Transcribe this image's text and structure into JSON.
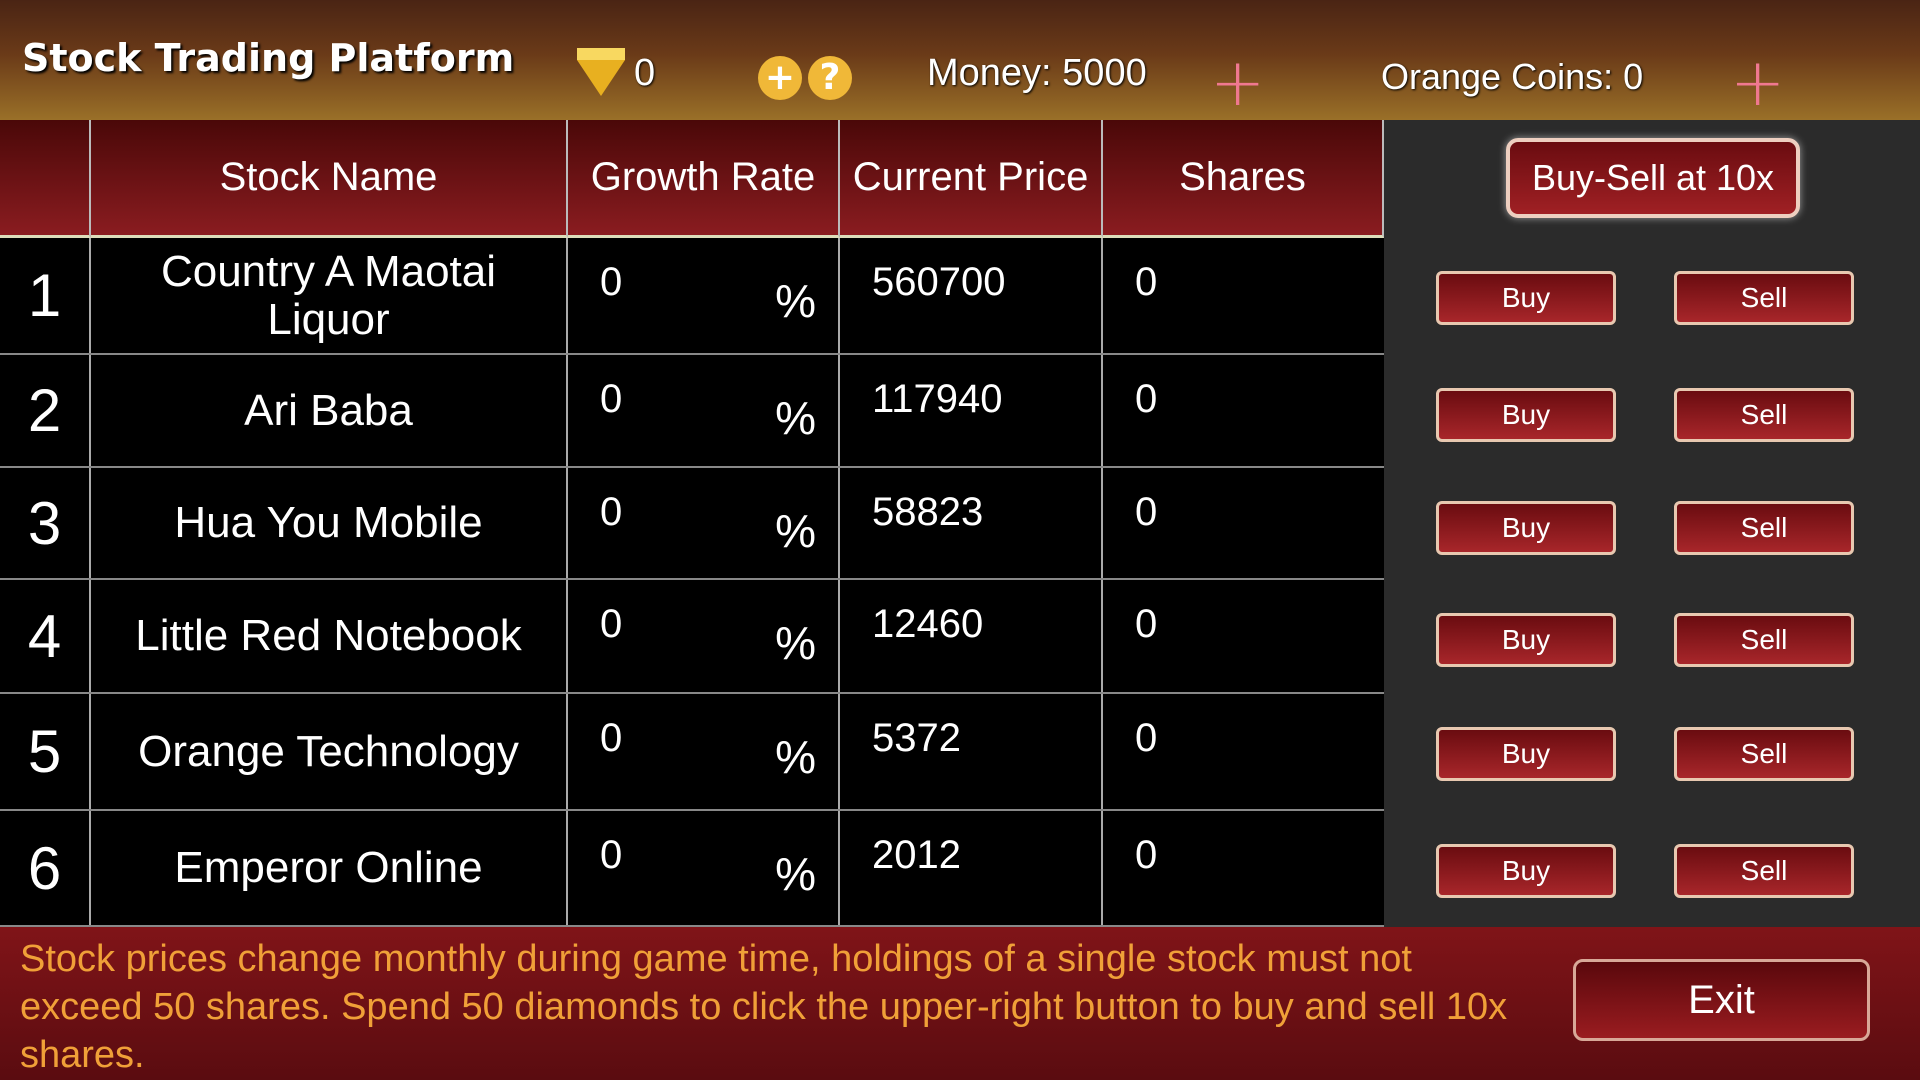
{
  "header": {
    "title": "Stock Trading Platform",
    "diamonds": "0",
    "money": "Money: 5000",
    "orange_coins": "Orange Coins: 0",
    "add_icon": "+",
    "help_icon": "?",
    "plus_icon": "+"
  },
  "table": {
    "columns": [
      "Stock Name",
      "Growth Rate",
      "Current Price",
      "Shares"
    ],
    "rows": [
      {
        "index": "1",
        "name": "Country A Maotai Liquor",
        "growth": "0",
        "pct": "%",
        "price": "560700",
        "shares": "0"
      },
      {
        "index": "2",
        "name": "Ari Baba",
        "growth": "0",
        "pct": "%",
        "price": "117940",
        "shares": "0"
      },
      {
        "index": "3",
        "name": "Hua You Mobile",
        "growth": "0",
        "pct": "%",
        "price": "58823",
        "shares": "0"
      },
      {
        "index": "4",
        "name": "Little Red Notebook",
        "growth": "0",
        "pct": "%",
        "price": "12460",
        "shares": "0"
      },
      {
        "index": "5",
        "name": "Orange Technology",
        "growth": "0",
        "pct": "%",
        "price": "5372",
        "shares": "0"
      },
      {
        "index": "6",
        "name": "Emperor Online",
        "growth": "0",
        "pct": "%",
        "price": "2012",
        "shares": "0"
      }
    ]
  },
  "panel": {
    "multiplier_label": "Buy-Sell at 10x",
    "buy_label": "Buy",
    "sell_label": "Sell"
  },
  "footer": {
    "note": "Stock prices change monthly during game time, holdings of a single stock must not exceed 50 shares. Spend 50 diamonds to click the upper-right button to buy and sell 10x shares.",
    "exit_label": "Exit"
  }
}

▸ WORK INSTRUCTIONS: Report all lines of the material that contain the word "diamonds".

▸ RESULT OF THIS EXERCISE:
    "diamonds": "0",
    "note": "Stock prices change monthly during game time, holdings of a single stock must not exceed 50 shares. Spend 50 diamonds to click the upper-right button to buy and sell 10x shares.",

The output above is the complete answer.